>> BEGIN GIVEN DATA

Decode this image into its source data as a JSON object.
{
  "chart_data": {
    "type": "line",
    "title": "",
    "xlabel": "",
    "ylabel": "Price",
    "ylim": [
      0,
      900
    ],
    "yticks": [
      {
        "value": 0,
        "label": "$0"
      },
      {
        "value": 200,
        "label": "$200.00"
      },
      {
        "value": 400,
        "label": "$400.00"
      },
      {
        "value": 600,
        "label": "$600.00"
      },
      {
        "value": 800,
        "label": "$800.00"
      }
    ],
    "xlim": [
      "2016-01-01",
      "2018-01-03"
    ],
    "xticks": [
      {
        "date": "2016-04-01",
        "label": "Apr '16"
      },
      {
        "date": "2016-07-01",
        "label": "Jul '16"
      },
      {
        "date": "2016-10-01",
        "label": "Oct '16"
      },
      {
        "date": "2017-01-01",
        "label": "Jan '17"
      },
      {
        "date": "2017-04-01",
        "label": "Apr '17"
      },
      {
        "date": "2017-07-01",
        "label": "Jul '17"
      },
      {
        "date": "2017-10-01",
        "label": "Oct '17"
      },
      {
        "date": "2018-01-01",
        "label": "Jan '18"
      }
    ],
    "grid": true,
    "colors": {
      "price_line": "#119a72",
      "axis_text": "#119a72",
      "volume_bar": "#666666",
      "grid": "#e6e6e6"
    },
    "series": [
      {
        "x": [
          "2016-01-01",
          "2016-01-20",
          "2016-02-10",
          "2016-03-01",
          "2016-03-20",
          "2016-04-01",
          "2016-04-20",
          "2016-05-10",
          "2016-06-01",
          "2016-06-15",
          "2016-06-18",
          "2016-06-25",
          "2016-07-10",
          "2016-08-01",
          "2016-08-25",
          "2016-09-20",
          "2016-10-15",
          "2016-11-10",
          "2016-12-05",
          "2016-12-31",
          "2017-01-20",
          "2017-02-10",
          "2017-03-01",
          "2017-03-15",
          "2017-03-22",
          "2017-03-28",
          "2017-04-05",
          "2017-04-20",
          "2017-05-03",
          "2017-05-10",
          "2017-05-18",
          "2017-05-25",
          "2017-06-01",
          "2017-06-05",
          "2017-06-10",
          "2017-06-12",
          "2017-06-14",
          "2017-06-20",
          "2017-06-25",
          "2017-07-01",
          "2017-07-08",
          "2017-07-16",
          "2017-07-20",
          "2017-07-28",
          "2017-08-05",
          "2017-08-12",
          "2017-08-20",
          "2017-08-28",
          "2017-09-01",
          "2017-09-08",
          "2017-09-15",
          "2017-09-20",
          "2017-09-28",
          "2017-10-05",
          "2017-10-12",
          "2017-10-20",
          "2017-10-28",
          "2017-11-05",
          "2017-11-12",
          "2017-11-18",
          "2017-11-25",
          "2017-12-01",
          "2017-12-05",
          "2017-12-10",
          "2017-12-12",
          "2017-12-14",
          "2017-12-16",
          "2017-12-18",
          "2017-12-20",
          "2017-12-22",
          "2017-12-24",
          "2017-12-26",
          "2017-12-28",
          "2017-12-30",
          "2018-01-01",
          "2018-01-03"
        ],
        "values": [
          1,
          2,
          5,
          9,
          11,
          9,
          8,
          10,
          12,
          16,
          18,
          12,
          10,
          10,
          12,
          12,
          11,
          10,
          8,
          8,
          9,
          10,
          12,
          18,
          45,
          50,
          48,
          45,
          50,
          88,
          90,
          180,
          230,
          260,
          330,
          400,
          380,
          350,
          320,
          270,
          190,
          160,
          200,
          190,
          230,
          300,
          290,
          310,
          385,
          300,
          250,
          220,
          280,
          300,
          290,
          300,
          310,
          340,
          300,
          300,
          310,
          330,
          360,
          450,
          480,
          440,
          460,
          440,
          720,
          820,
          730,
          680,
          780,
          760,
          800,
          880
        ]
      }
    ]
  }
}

>> END GIVEN DATA

◆ PROBLEM STATEMENT: Out of the records, collect only those lines that contain the string "date".

◆ RESULT OF THE TASK:
        "date": "2016-04-01",
        "date": "2016-07-01",
        "date": "2016-10-01",
        "date": "2017-01-01",
        "date": "2017-04-01",
        "date": "2017-07-01",
        "date": "2017-10-01",
        "date": "2018-01-01",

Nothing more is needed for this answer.